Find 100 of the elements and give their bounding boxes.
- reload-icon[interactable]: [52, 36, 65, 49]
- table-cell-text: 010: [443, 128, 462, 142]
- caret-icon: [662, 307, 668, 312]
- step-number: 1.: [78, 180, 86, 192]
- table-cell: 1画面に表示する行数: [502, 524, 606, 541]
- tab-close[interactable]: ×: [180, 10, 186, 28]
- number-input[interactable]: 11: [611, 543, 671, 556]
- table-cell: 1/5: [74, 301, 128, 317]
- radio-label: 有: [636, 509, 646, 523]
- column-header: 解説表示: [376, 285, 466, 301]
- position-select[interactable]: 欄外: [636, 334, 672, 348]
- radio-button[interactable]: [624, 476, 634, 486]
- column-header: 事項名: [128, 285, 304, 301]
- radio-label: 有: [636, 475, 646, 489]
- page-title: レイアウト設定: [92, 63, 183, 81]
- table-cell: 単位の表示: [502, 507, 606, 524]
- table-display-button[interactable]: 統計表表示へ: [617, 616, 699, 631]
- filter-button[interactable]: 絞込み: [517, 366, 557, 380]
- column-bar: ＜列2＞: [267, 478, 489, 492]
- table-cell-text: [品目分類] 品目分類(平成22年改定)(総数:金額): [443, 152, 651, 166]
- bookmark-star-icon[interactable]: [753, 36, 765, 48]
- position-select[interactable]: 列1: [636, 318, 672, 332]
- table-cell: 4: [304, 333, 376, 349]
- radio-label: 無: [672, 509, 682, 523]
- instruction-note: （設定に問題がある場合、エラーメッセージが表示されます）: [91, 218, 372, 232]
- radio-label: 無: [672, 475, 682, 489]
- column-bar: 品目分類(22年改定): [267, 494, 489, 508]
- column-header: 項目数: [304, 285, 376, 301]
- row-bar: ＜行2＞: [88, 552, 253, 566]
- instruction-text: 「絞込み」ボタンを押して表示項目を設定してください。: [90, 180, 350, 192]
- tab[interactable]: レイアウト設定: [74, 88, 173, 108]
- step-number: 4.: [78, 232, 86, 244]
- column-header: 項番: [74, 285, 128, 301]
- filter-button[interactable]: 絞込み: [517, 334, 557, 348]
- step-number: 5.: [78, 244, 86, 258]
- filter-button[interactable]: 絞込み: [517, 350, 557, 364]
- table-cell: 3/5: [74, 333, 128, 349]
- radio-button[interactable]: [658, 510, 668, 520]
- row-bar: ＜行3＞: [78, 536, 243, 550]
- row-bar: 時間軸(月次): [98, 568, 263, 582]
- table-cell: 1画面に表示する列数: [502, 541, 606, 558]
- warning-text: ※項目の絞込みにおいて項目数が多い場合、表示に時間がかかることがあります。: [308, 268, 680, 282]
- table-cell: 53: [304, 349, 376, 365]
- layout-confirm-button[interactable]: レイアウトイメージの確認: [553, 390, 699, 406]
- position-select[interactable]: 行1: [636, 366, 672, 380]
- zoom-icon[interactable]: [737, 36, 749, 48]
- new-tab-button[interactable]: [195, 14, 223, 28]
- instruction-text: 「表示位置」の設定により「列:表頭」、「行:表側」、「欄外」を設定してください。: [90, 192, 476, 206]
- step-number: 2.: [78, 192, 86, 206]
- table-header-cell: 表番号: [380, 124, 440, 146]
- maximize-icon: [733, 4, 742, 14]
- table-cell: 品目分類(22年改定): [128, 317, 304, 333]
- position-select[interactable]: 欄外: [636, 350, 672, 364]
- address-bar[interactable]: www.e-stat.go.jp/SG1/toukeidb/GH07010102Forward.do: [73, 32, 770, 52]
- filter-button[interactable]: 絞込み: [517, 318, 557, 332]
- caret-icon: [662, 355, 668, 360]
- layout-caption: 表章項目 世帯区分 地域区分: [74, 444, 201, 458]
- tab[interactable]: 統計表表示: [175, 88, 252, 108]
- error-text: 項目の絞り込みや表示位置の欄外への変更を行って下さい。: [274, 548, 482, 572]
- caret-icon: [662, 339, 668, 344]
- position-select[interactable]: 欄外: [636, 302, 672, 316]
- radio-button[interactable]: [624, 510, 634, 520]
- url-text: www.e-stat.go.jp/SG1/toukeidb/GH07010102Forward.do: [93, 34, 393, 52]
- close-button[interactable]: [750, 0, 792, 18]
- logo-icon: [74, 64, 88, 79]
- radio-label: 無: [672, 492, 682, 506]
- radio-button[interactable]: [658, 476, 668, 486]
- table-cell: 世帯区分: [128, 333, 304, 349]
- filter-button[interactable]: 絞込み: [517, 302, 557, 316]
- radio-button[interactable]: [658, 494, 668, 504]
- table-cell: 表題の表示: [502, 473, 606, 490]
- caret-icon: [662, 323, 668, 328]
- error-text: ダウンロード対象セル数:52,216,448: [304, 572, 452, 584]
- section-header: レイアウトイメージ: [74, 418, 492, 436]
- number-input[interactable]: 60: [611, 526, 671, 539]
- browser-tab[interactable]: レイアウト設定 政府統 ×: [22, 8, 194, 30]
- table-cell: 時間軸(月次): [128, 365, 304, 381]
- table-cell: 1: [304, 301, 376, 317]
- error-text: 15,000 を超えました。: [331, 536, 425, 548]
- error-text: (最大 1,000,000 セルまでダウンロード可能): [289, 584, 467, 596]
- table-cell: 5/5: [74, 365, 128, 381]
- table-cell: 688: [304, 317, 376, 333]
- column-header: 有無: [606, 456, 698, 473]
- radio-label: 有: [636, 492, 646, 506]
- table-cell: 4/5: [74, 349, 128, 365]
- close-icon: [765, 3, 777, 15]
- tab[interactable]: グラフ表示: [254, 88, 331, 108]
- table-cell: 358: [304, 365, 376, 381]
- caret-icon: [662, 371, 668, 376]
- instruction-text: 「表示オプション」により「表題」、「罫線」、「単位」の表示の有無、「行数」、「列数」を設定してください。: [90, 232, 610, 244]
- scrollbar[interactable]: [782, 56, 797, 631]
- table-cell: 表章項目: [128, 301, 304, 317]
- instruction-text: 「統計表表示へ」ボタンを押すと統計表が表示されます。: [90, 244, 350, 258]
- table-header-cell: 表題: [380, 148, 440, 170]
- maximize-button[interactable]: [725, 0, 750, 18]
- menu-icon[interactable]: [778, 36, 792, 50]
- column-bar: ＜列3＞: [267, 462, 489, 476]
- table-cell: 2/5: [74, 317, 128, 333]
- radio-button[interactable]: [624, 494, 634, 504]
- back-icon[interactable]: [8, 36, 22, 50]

Your objective: Give all of the lines above again, changing every "radio-label" to "radio-caption" and leaving everything else unchanged.

Response below:
Find 100 of the elements and give their bounding boxes.
- reload-icon[interactable]: [52, 36, 65, 49]
- table-cell-text: 010: [443, 128, 462, 142]
- caret-icon: [662, 307, 668, 312]
- step-number: 1.: [78, 180, 86, 192]
- table-cell: 1画面に表示する行数: [502, 524, 606, 541]
- tab-close[interactable]: ×: [180, 10, 186, 28]
- number-input[interactable]: 11: [611, 543, 671, 556]
- table-cell: 1/5: [74, 301, 128, 317]
- radio-caption: 有: [636, 509, 646, 523]
- column-header: 解説表示: [376, 285, 466, 301]
- position-select[interactable]: 欄外: [636, 334, 672, 348]
- radio-button[interactable]: [624, 476, 634, 486]
- column-header: 事項名: [128, 285, 304, 301]
- radio-caption: 有: [636, 475, 646, 489]
- page-title: レイアウト設定: [92, 63, 183, 81]
- table-cell: 単位の表示: [502, 507, 606, 524]
- table-display-button[interactable]: 統計表表示へ: [617, 616, 699, 631]
- filter-button[interactable]: 絞込み: [517, 366, 557, 380]
- column-bar: ＜列2＞: [267, 478, 489, 492]
- table-cell-text: [品目分類] 品目分類(平成22年改定)(総数:金額): [443, 152, 651, 166]
- bookmark-star-icon[interactable]: [753, 36, 765, 48]
- position-select[interactable]: 列1: [636, 318, 672, 332]
- table-cell: 4: [304, 333, 376, 349]
- radio-caption: 無: [672, 509, 682, 523]
- instruction-note: （設定に問題がある場合、エラーメッセージが表示されます）: [91, 218, 372, 232]
- radio-caption: 無: [672, 475, 682, 489]
- column-bar: 品目分類(22年改定): [267, 494, 489, 508]
- column-header: 項目数: [304, 285, 376, 301]
- row-bar: ＜行2＞: [88, 552, 253, 566]
- instruction-text: 「絞込み」ボタンを押して表示項目を設定してください。: [90, 180, 350, 192]
- tab[interactable]: レイアウト設定: [74, 88, 173, 108]
- step-number: 4.: [78, 232, 86, 244]
- column-header: 項番: [74, 285, 128, 301]
- filter-button[interactable]: 絞込み: [517, 334, 557, 348]
- step-number: 5.: [78, 244, 86, 258]
- filter-button[interactable]: 絞込み: [517, 350, 557, 364]
- table-cell: 3/5: [74, 333, 128, 349]
- radio-button[interactable]: [658, 510, 668, 520]
- row-bar: ＜行3＞: [78, 536, 243, 550]
- row-bar: 時間軸(月次): [98, 568, 263, 582]
- table-cell: 1画面に表示する列数: [502, 541, 606, 558]
- warning-text: ※項目の絞込みにおいて項目数が多い場合、表示に時間がかかることがあります。: [308, 268, 680, 282]
- table-cell: 53: [304, 349, 376, 365]
- layout-confirm-button[interactable]: レイアウトイメージの確認: [553, 390, 699, 406]
- position-select[interactable]: 行1: [636, 366, 672, 380]
- zoom-icon[interactable]: [737, 36, 749, 48]
- new-tab-button[interactable]: [195, 14, 223, 28]
- instruction-text: 「表示位置」の設定により「列:表頭」、「行:表側」、「欄外」を設定してください。: [90, 192, 476, 206]
- step-number: 2.: [78, 192, 86, 206]
- table-header-cell: 表番号: [380, 124, 440, 146]
- maximize-icon: [733, 4, 742, 14]
- table-cell: 品目分類(22年改定): [128, 317, 304, 333]
- position-select[interactable]: 欄外: [636, 350, 672, 364]
- address-bar[interactable]: www.e-stat.go.jp/SG1/toukeidb/GH07010102Forward.do: [73, 32, 770, 52]
- filter-button[interactable]: 絞込み: [517, 318, 557, 332]
- caret-icon: [662, 355, 668, 360]
- layout-caption: 表章項目 世帯区分 地域区分: [74, 444, 201, 458]
- tab[interactable]: 統計表表示: [175, 88, 252, 108]
- error-text: 項目の絞り込みや表示位置の欄外への変更を行って下さい。: [274, 548, 482, 572]
- caret-icon: [662, 339, 668, 344]
- position-select[interactable]: 欄外: [636, 302, 672, 316]
- radio-button[interactable]: [624, 510, 634, 520]
- url-text: www.e-stat.go.jp/SG1/toukeidb/GH07010102Forward.do: [93, 34, 393, 52]
- close-button[interactable]: [750, 0, 792, 18]
- logo-icon: [74, 64, 88, 79]
- radio-caption: 無: [672, 492, 682, 506]
- radio-button[interactable]: [658, 476, 668, 486]
- table-cell: 世帯区分: [128, 333, 304, 349]
- filter-button[interactable]: 絞込み: [517, 302, 557, 316]
- radio-button[interactable]: [658, 494, 668, 504]
- table-cell: 表題の表示: [502, 473, 606, 490]
- caret-icon: [662, 323, 668, 328]
- error-text: ダウンロード対象セル数:52,216,448: [304, 572, 452, 584]
- section-header: レイアウトイメージ: [74, 418, 492, 436]
- number-input[interactable]: 60: [611, 526, 671, 539]
- browser-tab[interactable]: レイアウト設定 政府統 ×: [22, 8, 194, 30]
- table-cell: 時間軸(月次): [128, 365, 304, 381]
- table-cell: 1: [304, 301, 376, 317]
- error-text: 15,000 を超えました。: [331, 536, 425, 548]
- error-text: (最大 1,000,000 セルまでダウンロード可能): [289, 584, 467, 596]
- table-cell: 5/5: [74, 365, 128, 381]
- table-cell: 688: [304, 317, 376, 333]
- column-header: 有無: [606, 456, 698, 473]
- radio-caption: 有: [636, 492, 646, 506]
- table-cell: 4/5: [74, 349, 128, 365]
- close-icon: [765, 3, 777, 15]
- tab[interactable]: グラフ表示: [254, 88, 331, 108]
- table-cell: 358: [304, 365, 376, 381]
- caret-icon: [662, 371, 668, 376]
- instruction-text: 「表示オプション」により「表題」、「罫線」、「単位」の表示の有無、「行数」、「列数」を設定してください。: [90, 232, 610, 244]
- scrollbar[interactable]: [782, 56, 797, 631]
- table-cell: 表章項目: [128, 301, 304, 317]
- instruction-text: 「統計表表示へ」ボタンを押すと統計表が表示されます。: [90, 244, 350, 258]
- table-header-cell: 表題: [380, 148, 440, 170]
- maximize-button[interactable]: [725, 0, 750, 18]
- menu-icon[interactable]: [778, 36, 792, 50]
- column-bar: ＜列3＞: [267, 462, 489, 476]
- table-cell: 2/5: [74, 317, 128, 333]
- radio-button[interactable]: [624, 494, 634, 504]
- back-icon[interactable]: [8, 36, 22, 50]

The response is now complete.